### [TASK DIRECTIONS]
Copy out every line exactly, passing over the pictures.

### [DATA SHOWN]
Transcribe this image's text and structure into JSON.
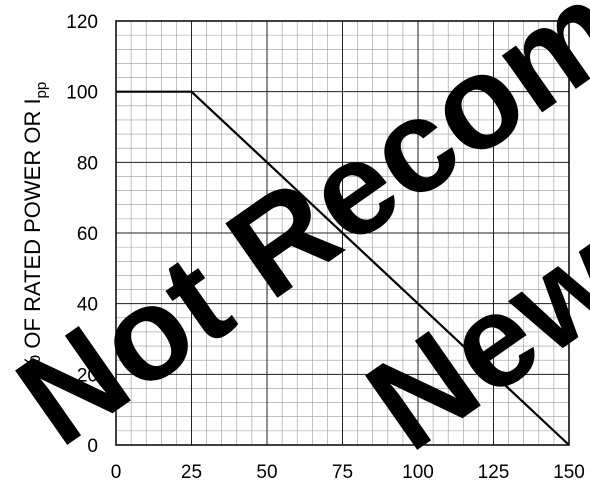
{
  "chart_data": {
    "type": "line",
    "ylabel_main": "% OF RATED POWER OR I",
    "ylabel_sub": "pp",
    "x": [
      0,
      25,
      150
    ],
    "y": [
      100,
      100,
      0
    ],
    "xlim": [
      0,
      150
    ],
    "ylim": [
      0,
      120
    ],
    "xticks": [
      "0",
      "25",
      "50",
      "75",
      "100",
      "125",
      "150"
    ],
    "yticks": [
      "0",
      "20",
      "40",
      "60",
      "80",
      "100",
      "120"
    ],
    "grid": true,
    "line_color": "#000000"
  },
  "watermark": {
    "line1": "Not Recom",
    "line2": "New"
  }
}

### [SOLUTION TO THIS PROBLEM]
Transcribe this image's text and structure into JSON.
{
  "chart_data": {
    "type": "line",
    "ylabel_main": "% OF RATED POWER OR I",
    "ylabel_sub": "pp",
    "x": [
      0,
      25,
      150
    ],
    "y": [
      100,
      100,
      0
    ],
    "xlim": [
      0,
      150
    ],
    "ylim": [
      0,
      120
    ],
    "xticks": [
      "0",
      "25",
      "50",
      "75",
      "100",
      "125",
      "150"
    ],
    "yticks": [
      "0",
      "20",
      "40",
      "60",
      "80",
      "100",
      "120"
    ],
    "grid": true,
    "line_color": "#000000"
  },
  "watermark": {
    "line1": "Not Recom",
    "line2": "New"
  }
}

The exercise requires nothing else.